>> START INPUT RECORDS

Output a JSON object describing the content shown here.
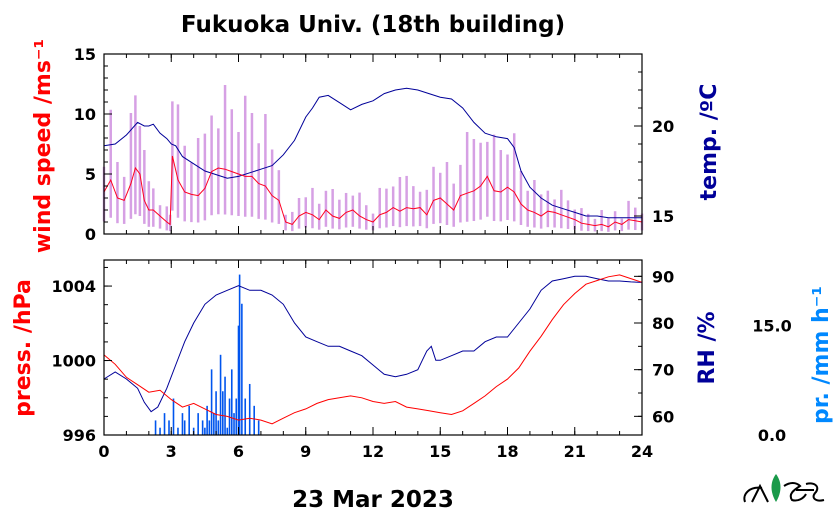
{
  "chart_data": [
    {
      "type": "line",
      "title": "Fukuoka Univ. (18th building)",
      "x_ticks": [
        "0",
        "3",
        "6",
        "9",
        "12",
        "15",
        "18",
        "21",
        "24"
      ],
      "y_left": {
        "label": "wind speed /ms⁻¹",
        "ticks": [
          "0",
          "5",
          "10",
          "15"
        ],
        "range": [
          0,
          15
        ],
        "color": "#ff0000"
      },
      "y_right": {
        "label": "temp. /ºC",
        "ticks": [
          "15",
          "20"
        ],
        "range": [
          14,
          24
        ],
        "color": "#000099"
      },
      "series": [
        {
          "key": "wind",
          "axis": "left",
          "color": "#ff0022",
          "gust_color": "#cc88dd",
          "x": [
            0,
            0.3,
            0.6,
            0.9,
            1.2,
            1.4,
            1.6,
            1.8,
            2.0,
            2.2,
            2.5,
            2.8,
            2.95,
            3.05,
            3.3,
            3.6,
            3.9,
            4.2,
            4.5,
            4.8,
            5.1,
            5.4,
            5.7,
            6.0,
            6.3,
            6.6,
            6.9,
            7.2,
            7.5,
            7.8,
            8.1,
            8.4,
            8.7,
            9.0,
            9.3,
            9.6,
            9.9,
            10.2,
            10.5,
            10.8,
            11.1,
            11.4,
            11.7,
            12.0,
            12.3,
            12.6,
            12.9,
            13.2,
            13.5,
            13.8,
            14.1,
            14.4,
            14.7,
            15.0,
            15.3,
            15.6,
            15.9,
            16.2,
            16.5,
            16.8,
            17.1,
            17.4,
            17.7,
            18.0,
            18.3,
            18.6,
            18.9,
            19.2,
            19.5,
            19.8,
            20.1,
            20.4,
            20.7,
            21.0,
            21.3,
            21.6,
            21.9,
            22.2,
            22.5,
            22.8,
            23.1,
            23.4,
            23.7,
            24.0
          ],
          "values": [
            3.5,
            4.5,
            3.0,
            2.8,
            4.2,
            5.5,
            5.0,
            2.8,
            2.0,
            2.0,
            1.5,
            1.0,
            0.8,
            6.5,
            4.5,
            3.5,
            3.3,
            3.2,
            3.8,
            5.2,
            5.5,
            5.4,
            5.2,
            5.0,
            4.8,
            4.8,
            4.2,
            4.0,
            3.2,
            2.8,
            1.0,
            0.8,
            1.5,
            1.8,
            1.6,
            1.2,
            2.0,
            1.5,
            1.3,
            1.8,
            2.0,
            1.5,
            1.2,
            1.0,
            1.6,
            1.8,
            2.2,
            1.9,
            2.2,
            2.1,
            2.2,
            1.6,
            2.8,
            3.0,
            2.5,
            2.0,
            3.2,
            3.4,
            3.6,
            4.0,
            4.8,
            3.6,
            3.5,
            3.9,
            3.5,
            2.5,
            2.0,
            1.8,
            1.5,
            1.9,
            1.8,
            1.6,
            1.4,
            1.2,
            0.9,
            0.8,
            0.7,
            0.8,
            0.6,
            1.0,
            0.8,
            1.2,
            1.1,
            1.0
          ]
        },
        {
          "key": "temp",
          "axis": "right",
          "color": "#000099",
          "x": [
            0,
            0.5,
            1.0,
            1.5,
            1.8,
            2.0,
            2.2,
            2.5,
            2.8,
            3.0,
            3.2,
            3.5,
            4.0,
            4.5,
            5.0,
            5.5,
            6.0,
            6.5,
            7.0,
            7.5,
            8.0,
            8.5,
            9.0,
            9.3,
            9.6,
            10.0,
            10.5,
            11.0,
            11.5,
            12.0,
            12.5,
            13.0,
            13.5,
            14.0,
            14.5,
            15.0,
            15.5,
            16.0,
            16.5,
            17.0,
            17.5,
            18.0,
            18.3,
            18.6,
            19.0,
            19.5,
            20.0,
            20.5,
            21.0,
            21.5,
            22.0,
            22.5,
            23.0,
            23.5,
            24.0
          ],
          "values": [
            18.9,
            19.0,
            19.5,
            20.2,
            20.0,
            20.0,
            20.1,
            19.6,
            19.3,
            19.0,
            18.9,
            18.3,
            17.9,
            17.5,
            17.3,
            17.1,
            17.2,
            17.4,
            17.6,
            17.8,
            18.4,
            19.2,
            20.5,
            21.0,
            21.6,
            21.7,
            21.3,
            20.9,
            21.2,
            21.4,
            21.8,
            22.0,
            22.1,
            22.0,
            21.8,
            21.6,
            21.5,
            21.0,
            20.2,
            19.6,
            19.4,
            19.3,
            18.8,
            17.5,
            16.6,
            16.0,
            15.6,
            15.4,
            15.2,
            15.0,
            15.0,
            14.9,
            14.9,
            14.9,
            14.9
          ]
        }
      ]
    },
    {
      "type": "line",
      "date": "23 Mar 2023",
      "x_ticks": [
        "0",
        "3",
        "6",
        "9",
        "12",
        "15",
        "18",
        "21",
        "24"
      ],
      "y_left": {
        "label": "press. /hPa",
        "ticks": [
          "996",
          "1000",
          "1004"
        ],
        "range": [
          996,
          1005.4
        ],
        "color": "#ff0000"
      },
      "y_right": {
        "label": "RH /%",
        "ticks": [
          "60",
          "70",
          "80",
          "90"
        ],
        "range": [
          56,
          93.5
        ],
        "color": "#000099"
      },
      "y_far_right": {
        "label": "pr. /mm h⁻¹",
        "ticks": [
          "0.0",
          "15.0"
        ],
        "range": [
          0,
          24
        ],
        "color": "#0088ff"
      },
      "series": [
        {
          "key": "press",
          "axis": "left",
          "color": "#ff0000",
          "x": [
            0,
            0.5,
            1.0,
            1.5,
            2.0,
            2.5,
            3.0,
            3.5,
            4.0,
            4.5,
            5.0,
            5.5,
            6.0,
            6.5,
            7.0,
            7.5,
            8.0,
            8.5,
            9.0,
            9.5,
            10.0,
            10.5,
            11.0,
            11.5,
            12.0,
            12.5,
            13.0,
            13.5,
            14.0,
            14.5,
            15.0,
            15.5,
            16.0,
            16.5,
            17.0,
            17.5,
            18.0,
            18.5,
            19.0,
            19.5,
            20.0,
            20.5,
            21.0,
            21.5,
            22.0,
            22.5,
            23.0,
            23.5,
            24.0
          ],
          "values": [
            1000.3,
            999.8,
            999.1,
            998.7,
            998.3,
            998.4,
            997.9,
            997.5,
            997.7,
            997.4,
            997.1,
            997.0,
            996.8,
            996.9,
            996.8,
            996.6,
            996.9,
            997.2,
            997.4,
            997.7,
            997.9,
            998.0,
            998.1,
            998.0,
            997.8,
            997.7,
            997.8,
            997.5,
            997.4,
            997.3,
            997.2,
            997.1,
            997.3,
            997.7,
            998.1,
            998.6,
            999.0,
            999.6,
            1000.5,
            1001.3,
            1002.2,
            1003.0,
            1003.6,
            1004.1,
            1004.3,
            1004.5,
            1004.6,
            1004.4,
            1004.2
          ]
        },
        {
          "key": "rh",
          "axis": "right",
          "color": "#000099",
          "x": [
            0,
            0.5,
            1.0,
            1.5,
            1.8,
            2.1,
            2.4,
            2.8,
            3.2,
            3.6,
            4.0,
            4.5,
            5.0,
            5.5,
            6.0,
            6.5,
            7.0,
            7.5,
            8.0,
            8.5,
            9.0,
            9.5,
            10.0,
            10.5,
            11.0,
            11.5,
            12.0,
            12.5,
            13.0,
            13.5,
            14.0,
            14.2,
            14.4,
            14.6,
            14.8,
            15.0,
            15.5,
            16.0,
            16.5,
            17.0,
            17.5,
            18.0,
            18.5,
            19.0,
            19.5,
            20.0,
            20.5,
            21.0,
            21.5,
            22.0,
            22.5,
            23.0,
            23.5,
            24.0
          ],
          "values": [
            68,
            69.5,
            68,
            66,
            63,
            61,
            62,
            66,
            71,
            76,
            80,
            84,
            86,
            87,
            88,
            87,
            87,
            86,
            84,
            80,
            77,
            76,
            75,
            75,
            74,
            73,
            71,
            69,
            68.5,
            69,
            70,
            72,
            74,
            75,
            72,
            72,
            73,
            74,
            74,
            76,
            77,
            77,
            80,
            83,
            87,
            89,
            89.5,
            90,
            90,
            89.5,
            89,
            89,
            88.8,
            88.7
          ]
        },
        {
          "key": "precip",
          "axis": "far_right",
          "color": "#0055ee",
          "type": "bar",
          "x": [
            2.3,
            2.5,
            2.7,
            2.9,
            3.1,
            3.3,
            3.5,
            3.6,
            3.8,
            4.0,
            4.2,
            4.4,
            4.5,
            4.6,
            4.7,
            4.8,
            4.9,
            5.0,
            5.1,
            5.2,
            5.3,
            5.4,
            5.5,
            5.6,
            5.7,
            5.8,
            5.9,
            6.0,
            6.05,
            6.15,
            6.3,
            6.5,
            6.7,
            6.9
          ],
          "values": [
            2,
            1,
            3,
            2,
            5,
            1,
            3,
            2,
            4,
            1,
            3,
            2,
            1,
            4,
            2,
            9,
            3,
            6,
            2,
            11,
            6,
            8,
            1,
            5,
            9,
            3,
            5,
            15,
            22,
            18,
            5,
            7,
            4,
            2
          ]
        }
      ]
    }
  ]
}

>> END INPUT RECORDS

Pull out all lines containing the word "label" from the entries above.

        "label": "wind speed /ms⁻¹",
        "label": "temp. /ºC",
        "label": "press. /hPa",
        "label": "RH /%",
        "label": "pr. /mm h⁻¹",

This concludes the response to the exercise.